* _INSTRUCTION_
Find the lines of data that contain the string "JSON", then list them.

* _SUPPLIED RECORDS_
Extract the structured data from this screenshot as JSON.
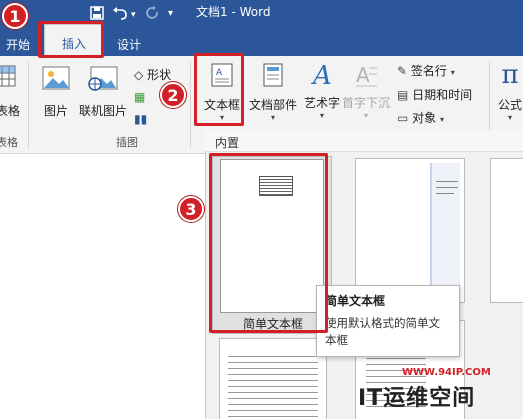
{
  "window": {
    "title": "文档1 - Word"
  },
  "tabs": {
    "start": "开始",
    "insert": "插入",
    "design": "设计"
  },
  "ribbon": {
    "table_fragment": "表格",
    "table_group_fragment": "表格",
    "picture": "图片",
    "online_picture": "联机图片",
    "shapes_fragment": "形状",
    "illustrations_group": "插图",
    "textbox": "文本框",
    "quick_parts": "文档部件",
    "wordart": "艺术字",
    "drop_cap": "首字下沉",
    "signature_line": "签名行",
    "date_time": "日期和时间",
    "object": "对象",
    "equation": "公式"
  },
  "gallery": {
    "section_label": "内置",
    "selected_caption": "简单文本框"
  },
  "tooltip": {
    "title": "简单文本框",
    "description": "使用默认格式的简单文本框"
  },
  "callouts": [
    "1",
    "2",
    "3"
  ],
  "watermark": {
    "url": "WWW.94IP.COM",
    "brand": "IT运维空间"
  },
  "colors": {
    "title_bar": "#2b579a",
    "callout_red": "#d32026",
    "ribbon_bg": "#f3f3f3"
  }
}
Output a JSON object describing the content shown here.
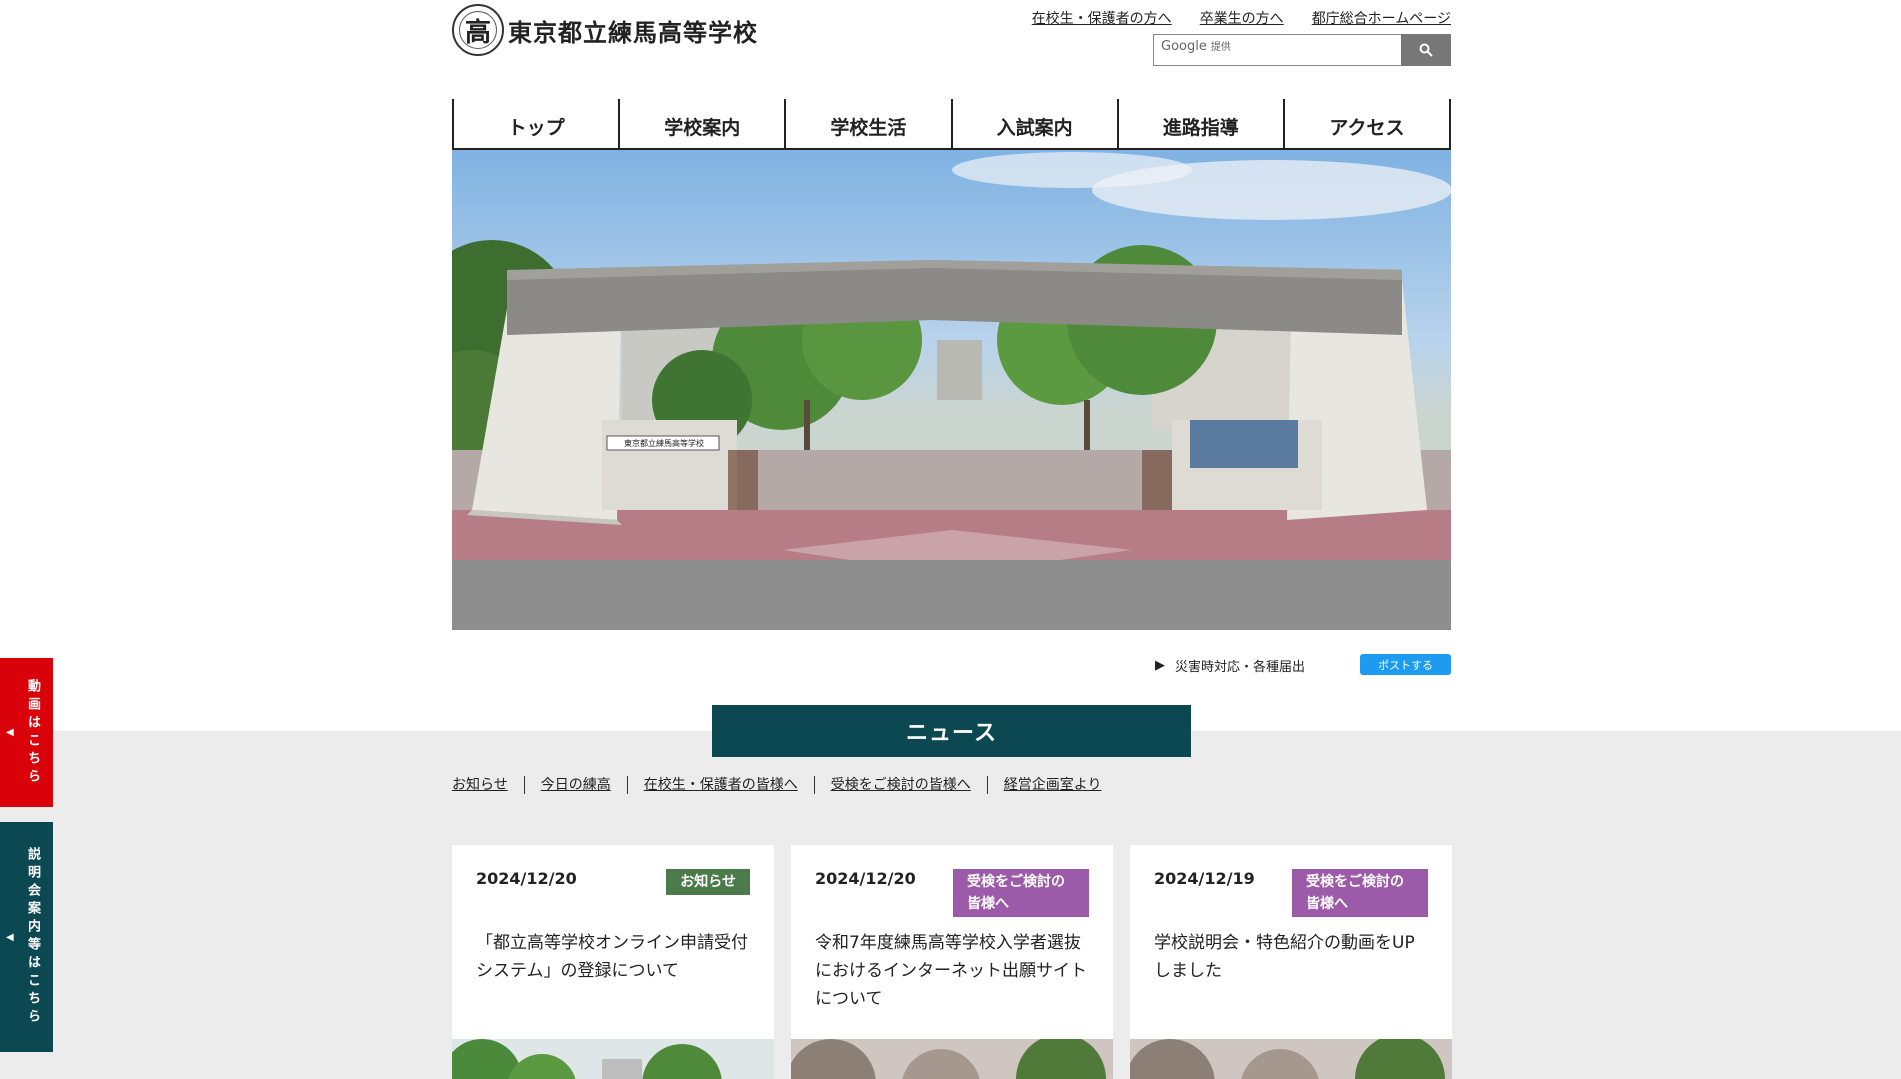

* _RESULT BELOW_
Extract the structured data from this screenshot as JSON.
Output a JSON object describing the content shown here.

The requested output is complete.